# [EXERCISE TASK]
State only the number of lines that include "Copy".

# [EXTRACTED ENTRIES]

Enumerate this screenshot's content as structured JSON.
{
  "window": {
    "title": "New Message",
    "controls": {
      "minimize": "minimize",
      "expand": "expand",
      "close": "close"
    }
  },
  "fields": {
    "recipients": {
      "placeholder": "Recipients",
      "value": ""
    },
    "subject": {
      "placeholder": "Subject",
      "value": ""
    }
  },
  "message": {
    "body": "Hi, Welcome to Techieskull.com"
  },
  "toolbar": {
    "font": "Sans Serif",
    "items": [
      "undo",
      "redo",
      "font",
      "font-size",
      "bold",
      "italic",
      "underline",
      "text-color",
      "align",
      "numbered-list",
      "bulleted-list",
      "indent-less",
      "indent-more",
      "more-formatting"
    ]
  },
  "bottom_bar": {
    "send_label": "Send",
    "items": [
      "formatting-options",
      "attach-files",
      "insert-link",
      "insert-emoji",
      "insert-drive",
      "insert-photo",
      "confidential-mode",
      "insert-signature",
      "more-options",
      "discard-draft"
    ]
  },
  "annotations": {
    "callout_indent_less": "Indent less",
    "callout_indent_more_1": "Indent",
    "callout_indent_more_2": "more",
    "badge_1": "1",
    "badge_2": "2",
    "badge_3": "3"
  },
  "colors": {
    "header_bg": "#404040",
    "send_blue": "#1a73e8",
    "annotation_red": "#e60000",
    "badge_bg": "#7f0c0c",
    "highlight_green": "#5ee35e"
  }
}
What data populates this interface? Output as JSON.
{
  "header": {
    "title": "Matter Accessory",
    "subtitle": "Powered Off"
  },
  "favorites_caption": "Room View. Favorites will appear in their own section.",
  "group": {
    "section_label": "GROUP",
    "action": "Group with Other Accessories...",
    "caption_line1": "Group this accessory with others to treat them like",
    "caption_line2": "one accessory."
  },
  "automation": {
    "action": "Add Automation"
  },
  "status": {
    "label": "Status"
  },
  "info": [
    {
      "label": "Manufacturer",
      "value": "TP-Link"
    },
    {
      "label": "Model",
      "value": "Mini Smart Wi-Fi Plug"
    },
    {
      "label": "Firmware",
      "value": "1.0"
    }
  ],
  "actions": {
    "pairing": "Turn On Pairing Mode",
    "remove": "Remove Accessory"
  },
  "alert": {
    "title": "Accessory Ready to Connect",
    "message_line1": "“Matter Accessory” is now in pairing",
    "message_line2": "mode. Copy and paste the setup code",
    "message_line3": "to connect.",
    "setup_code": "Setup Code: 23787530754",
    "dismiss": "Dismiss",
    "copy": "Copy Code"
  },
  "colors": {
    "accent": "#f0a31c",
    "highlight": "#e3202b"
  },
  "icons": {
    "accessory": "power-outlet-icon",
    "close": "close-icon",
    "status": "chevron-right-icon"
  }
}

# [RESULT]
2